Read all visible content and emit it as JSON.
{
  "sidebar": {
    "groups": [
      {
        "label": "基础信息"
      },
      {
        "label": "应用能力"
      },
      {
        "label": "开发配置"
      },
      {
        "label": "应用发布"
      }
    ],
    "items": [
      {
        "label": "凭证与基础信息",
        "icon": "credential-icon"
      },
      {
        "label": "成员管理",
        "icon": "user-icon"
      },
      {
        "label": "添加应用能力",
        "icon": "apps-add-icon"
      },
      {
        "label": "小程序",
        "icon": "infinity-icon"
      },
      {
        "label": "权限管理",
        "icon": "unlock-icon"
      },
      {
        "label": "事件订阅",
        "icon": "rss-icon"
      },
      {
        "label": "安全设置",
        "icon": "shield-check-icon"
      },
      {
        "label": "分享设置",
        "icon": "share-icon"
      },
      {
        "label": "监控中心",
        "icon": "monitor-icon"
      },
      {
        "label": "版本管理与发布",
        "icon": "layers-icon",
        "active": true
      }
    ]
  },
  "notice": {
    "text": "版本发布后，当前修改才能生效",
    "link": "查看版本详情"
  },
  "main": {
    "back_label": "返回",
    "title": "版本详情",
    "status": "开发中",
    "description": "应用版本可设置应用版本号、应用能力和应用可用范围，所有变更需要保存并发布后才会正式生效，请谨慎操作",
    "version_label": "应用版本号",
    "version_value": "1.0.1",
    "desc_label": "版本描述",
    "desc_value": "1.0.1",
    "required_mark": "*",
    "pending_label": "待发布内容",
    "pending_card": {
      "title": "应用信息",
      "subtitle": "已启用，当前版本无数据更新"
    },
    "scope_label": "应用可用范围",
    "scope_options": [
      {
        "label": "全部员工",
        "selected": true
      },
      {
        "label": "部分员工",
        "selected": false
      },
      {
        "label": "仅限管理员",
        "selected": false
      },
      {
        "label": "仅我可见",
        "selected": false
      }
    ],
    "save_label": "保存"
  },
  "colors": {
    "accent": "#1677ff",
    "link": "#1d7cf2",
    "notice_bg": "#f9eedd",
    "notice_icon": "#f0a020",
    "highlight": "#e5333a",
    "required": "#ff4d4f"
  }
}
--------------------
• Objective: Write out the full listing exactly as given.

• Result of this exercise:
Read all visible content and emit it as JSON.
{
  "sidebar": {
    "groups": [
      {
        "label": "基础信息"
      },
      {
        "label": "应用能力"
      },
      {
        "label": "开发配置"
      },
      {
        "label": "应用发布"
      }
    ],
    "items": [
      {
        "label": "凭证与基础信息",
        "icon": "credential-icon"
      },
      {
        "label": "成员管理",
        "icon": "user-icon"
      },
      {
        "label": "添加应用能力",
        "icon": "apps-add-icon"
      },
      {
        "label": "小程序",
        "icon": "infinity-icon"
      },
      {
        "label": "权限管理",
        "icon": "unlock-icon"
      },
      {
        "label": "事件订阅",
        "icon": "rss-icon"
      },
      {
        "label": "安全设置",
        "icon": "shield-check-icon"
      },
      {
        "label": "分享设置",
        "icon": "share-icon"
      },
      {
        "label": "监控中心",
        "icon": "monitor-icon"
      },
      {
        "label": "版本管理与发布",
        "icon": "layers-icon",
        "active": true
      }
    ]
  },
  "notice": {
    "text": "版本发布后，当前修改才能生效",
    "link": "查看版本详情"
  },
  "main": {
    "back_label": "返回",
    "title": "版本详情",
    "status": "开发中",
    "description": "应用版本可设置应用版本号、应用能力和应用可用范围，所有变更需要保存并发布后才会正式生效，请谨慎操作",
    "version_label": "应用版本号",
    "version_value": "1.0.1",
    "desc_label": "版本描述",
    "desc_value": "1.0.1",
    "required_mark": "*",
    "pending_label": "待发布内容",
    "pending_card": {
      "title": "应用信息",
      "subtitle": "已启用，当前版本无数据更新"
    },
    "scope_label": "应用可用范围",
    "scope_options": [
      {
        "label": "全部员工",
        "selected": true
      },
      {
        "label": "部分员工",
        "selected": false
      },
      {
        "label": "仅限管理员",
        "selected": false
      },
      {
        "label": "仅我可见",
        "selected": false
      }
    ],
    "save_label": "保存"
  },
  "colors": {
    "accent": "#1677ff",
    "link": "#1d7cf2",
    "notice_bg": "#f9eedd",
    "notice_icon": "#f0a020",
    "highlight": "#e5333a",
    "required": "#ff4d4f"
  }
}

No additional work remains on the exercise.